**BRIEF**
Using the listing below, select the lines with the word "JSON" and copy them.

**AVAILABLE DATA**
[Start]

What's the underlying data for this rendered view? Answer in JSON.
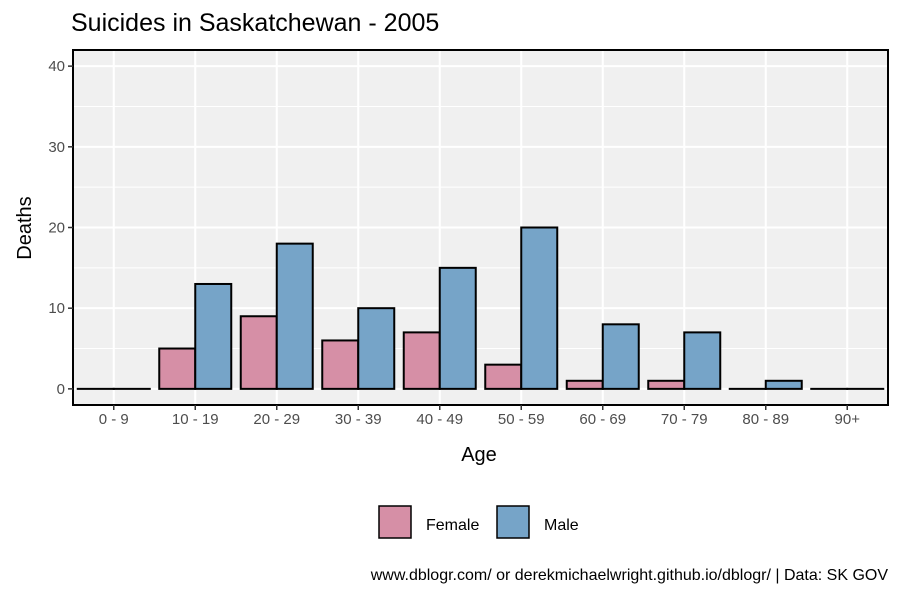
{
  "chart_data": {
    "type": "bar",
    "title": "Suicides in Saskatchewan - 2005",
    "xlabel": "Age",
    "ylabel": "Deaths",
    "categories": [
      "0 - 9",
      "10 - 19",
      "20 - 29",
      "30 - 39",
      "40 - 49",
      "50 - 59",
      "60 - 69",
      "70 - 79",
      "80 - 89",
      "90+"
    ],
    "series": [
      {
        "name": "Female",
        "color": "#d68fa6",
        "values": [
          0,
          5,
          9,
          6,
          7,
          3,
          1,
          1,
          0,
          0
        ]
      },
      {
        "name": "Male",
        "color": "#76a4c8",
        "values": [
          0,
          13,
          18,
          10,
          15,
          20,
          8,
          7,
          1,
          0
        ]
      }
    ],
    "ylim": [
      -2,
      42
    ],
    "yticks": [
      0,
      10,
      20,
      30,
      40
    ],
    "grid": true,
    "legend_position": "bottom",
    "caption": "www.dblogr.com/ or derekmichaelwright.github.io/dblogr/ | Data: SK GOV"
  }
}
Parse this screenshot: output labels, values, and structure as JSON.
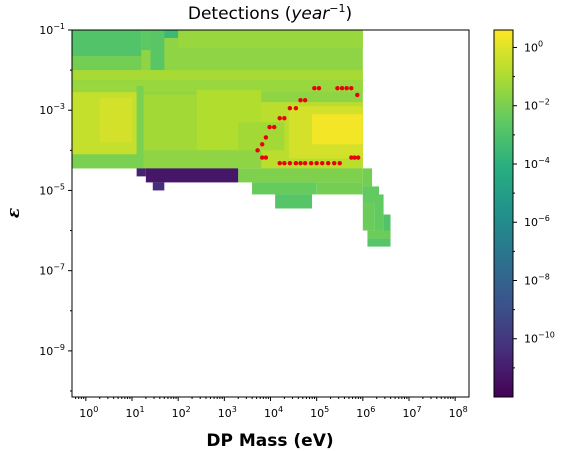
{
  "chart_data": {
    "type": "heatmap",
    "title": "Detections (year⁻¹)",
    "title_main": "Detections (",
    "title_var": "year",
    "title_exp": "−1",
    "title_close": ")",
    "xlabel": "DP Mass (eV)",
    "ylabel": "ε",
    "x_scale": "log",
    "y_scale": "log",
    "xlim_log10": [
      -0.3,
      8.3
    ],
    "ylim_log10": [
      -10.15,
      -1.0
    ],
    "colormap": "viridis",
    "color_scale": "log",
    "color_log10_range": [
      -12,
      0.6
    ],
    "x_ticks": [
      {
        "base": "10",
        "exp": "0"
      },
      {
        "base": "10",
        "exp": "1"
      },
      {
        "base": "10",
        "exp": "2"
      },
      {
        "base": "10",
        "exp": "3"
      },
      {
        "base": "10",
        "exp": "4"
      },
      {
        "base": "10",
        "exp": "5"
      },
      {
        "base": "10",
        "exp": "6"
      },
      {
        "base": "10",
        "exp": "7"
      },
      {
        "base": "10",
        "exp": "8"
      }
    ],
    "y_ticks": [
      {
        "base": "10",
        "exp": "−1"
      },
      {
        "base": "10",
        "exp": "−3"
      },
      {
        "base": "10",
        "exp": "−5"
      },
      {
        "base": "10",
        "exp": "−7"
      },
      {
        "base": "10",
        "exp": "−9"
      }
    ],
    "colorbar_ticks": [
      {
        "base": "10",
        "exp": "0"
      },
      {
        "base": "10",
        "exp": "−2"
      },
      {
        "base": "10",
        "exp": "−4"
      },
      {
        "base": "10",
        "exp": "−6"
      },
      {
        "base": "10",
        "exp": "−8"
      },
      {
        "base": "10",
        "exp": "−10"
      }
    ],
    "regions": [
      {
        "x": [
          -0.3,
          6.0
        ],
        "y": [
          -4.45,
          -1.0
        ],
        "c": -1.6
      },
      {
        "x": [
          -0.3,
          1.2
        ],
        "y": [
          -1.65,
          -1.0
        ],
        "c": -2.9
      },
      {
        "x": [
          1.2,
          1.55
        ],
        "y": [
          -1.5,
          -1.0
        ],
        "c": -2.6
      },
      {
        "x": [
          1.65,
          2.0
        ],
        "y": [
          -1.2,
          -1.0
        ],
        "c": -3.5
      },
      {
        "x": [
          1.4,
          1.7
        ],
        "y": [
          -2.0,
          -1.0
        ],
        "c": -2.7
      },
      {
        "x": [
          2.0,
          6.0
        ],
        "y": [
          -1.45,
          -1.0
        ],
        "c": -1.4
      },
      {
        "x": [
          -0.3,
          1.2
        ],
        "y": [
          -2.3,
          -1.65
        ],
        "c": -2.1
      },
      {
        "x": [
          -0.3,
          6.0
        ],
        "y": [
          -2.25,
          -2.0
        ],
        "c": -1.1
      },
      {
        "x": [
          -0.3,
          6.0
        ],
        "y": [
          -2.55,
          -2.25
        ],
        "c": -1.4
      },
      {
        "x": [
          -0.3,
          1.1
        ],
        "y": [
          -4.1,
          -2.55
        ],
        "c": -0.5
      },
      {
        "x": [
          0.3,
          1.0
        ],
        "y": [
          -3.8,
          -2.7
        ],
        "c": -0.2
      },
      {
        "x": [
          1.1,
          1.25
        ],
        "y": [
          -4.2,
          -2.4
        ],
        "c": -2.0
      },
      {
        "x": [
          1.25,
          2.4
        ],
        "y": [
          -4.0,
          -2.6
        ],
        "c": -1.2
      },
      {
        "x": [
          2.4,
          3.8
        ],
        "y": [
          -4.0,
          -2.5
        ],
        "c": -0.9
      },
      {
        "x": [
          -0.3,
          1.25
        ],
        "y": [
          -4.45,
          -4.1
        ],
        "c": -2.0
      },
      {
        "x": [
          1.25,
          3.3
        ],
        "y": [
          -4.45,
          -4.0
        ],
        "c": -1.6
      },
      {
        "x": [
          3.8,
          6.0
        ],
        "y": [
          -4.45,
          -2.8
        ],
        "c": -0.7
      },
      {
        "x": [
          4.4,
          6.0
        ],
        "y": [
          -4.2,
          -2.9
        ],
        "c": -0.2
      },
      {
        "x": [
          4.9,
          6.0
        ],
        "y": [
          -3.85,
          -3.1
        ],
        "c": 0.4
      },
      {
        "x": [
          3.3,
          4.3
        ],
        "y": [
          -4.0,
          -3.3
        ],
        "c": -1.2
      },
      {
        "x": [
          3.3,
          6.0
        ],
        "y": [
          -4.8,
          -4.45
        ],
        "c": -1.9
      },
      {
        "x": [
          3.6,
          5.0
        ],
        "y": [
          -5.1,
          -4.8
        ],
        "c": -2.4
      },
      {
        "x": [
          4.1,
          4.9
        ],
        "y": [
          -5.45,
          -5.1
        ],
        "c": -2.8
      },
      {
        "x": [
          5.0,
          6.0
        ],
        "y": [
          -5.1,
          -4.8
        ],
        "c": -2.1
      },
      {
        "x": [
          6.0,
          6.2
        ],
        "y": [
          -4.9,
          -4.45
        ],
        "c": -2.1
      },
      {
        "x": [
          1.1,
          1.3
        ],
        "y": [
          -4.65,
          -4.45
        ],
        "c": -10.8
      },
      {
        "x": [
          1.3,
          3.3
        ],
        "y": [
          -4.8,
          -4.45
        ],
        "c": -11.2
      },
      {
        "x": [
          1.45,
          1.7
        ],
        "y": [
          -5.0,
          -4.8
        ],
        "c": -10.4
      },
      {
        "x": [
          6.0,
          6.35
        ],
        "y": [
          -5.3,
          -4.9
        ],
        "c": -2.5
      },
      {
        "x": [
          6.0,
          6.25
        ],
        "y": [
          -6.0,
          -5.3
        ],
        "c": -2.3
      },
      {
        "x": [
          6.25,
          6.45
        ],
        "y": [
          -6.0,
          -5.1
        ],
        "c": -2.5
      },
      {
        "x": [
          6.45,
          6.6
        ],
        "y": [
          -6.2,
          -5.6
        ],
        "c": -2.9
      },
      {
        "x": [
          6.1,
          6.6
        ],
        "y": [
          -6.2,
          -6.0
        ],
        "c": -2.3
      },
      {
        "x": [
          6.1,
          6.6
        ],
        "y": [
          -6.4,
          -6.2
        ],
        "c": -2.8
      }
    ],
    "contour_points": [
      [
        5.88,
        -2.62
      ],
      [
        5.75,
        -2.45
      ],
      [
        5.65,
        -2.45
      ],
      [
        5.55,
        -2.45
      ],
      [
        5.45,
        -2.45
      ],
      [
        5.05,
        -2.45
      ],
      [
        4.95,
        -2.45
      ],
      [
        4.75,
        -2.75
      ],
      [
        4.65,
        -2.75
      ],
      [
        4.55,
        -2.95
      ],
      [
        4.42,
        -2.95
      ],
      [
        4.3,
        -3.2
      ],
      [
        4.2,
        -3.2
      ],
      [
        4.08,
        -3.42
      ],
      [
        3.98,
        -3.42
      ],
      [
        3.9,
        -3.68
      ],
      [
        3.82,
        -3.85
      ],
      [
        3.72,
        -4.0
      ],
      [
        3.82,
        -4.18
      ],
      [
        3.9,
        -4.18
      ],
      [
        4.2,
        -4.32
      ],
      [
        4.3,
        -4.32
      ],
      [
        4.42,
        -4.32
      ],
      [
        4.55,
        -4.32
      ],
      [
        4.65,
        -4.32
      ],
      [
        4.75,
        -4.32
      ],
      [
        4.88,
        -4.32
      ],
      [
        5.0,
        -4.32
      ],
      [
        5.12,
        -4.32
      ],
      [
        5.25,
        -4.32
      ],
      [
        5.38,
        -4.32
      ],
      [
        5.5,
        -4.32
      ],
      [
        5.75,
        -4.18
      ],
      [
        5.82,
        -4.18
      ],
      [
        5.9,
        -4.18
      ]
    ]
  }
}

[End]

**COMPLETED TASK**
What's the underlying data for this rendered view? Answer in JSON.
Parse this screenshot: output labels, values, and structure as JSON.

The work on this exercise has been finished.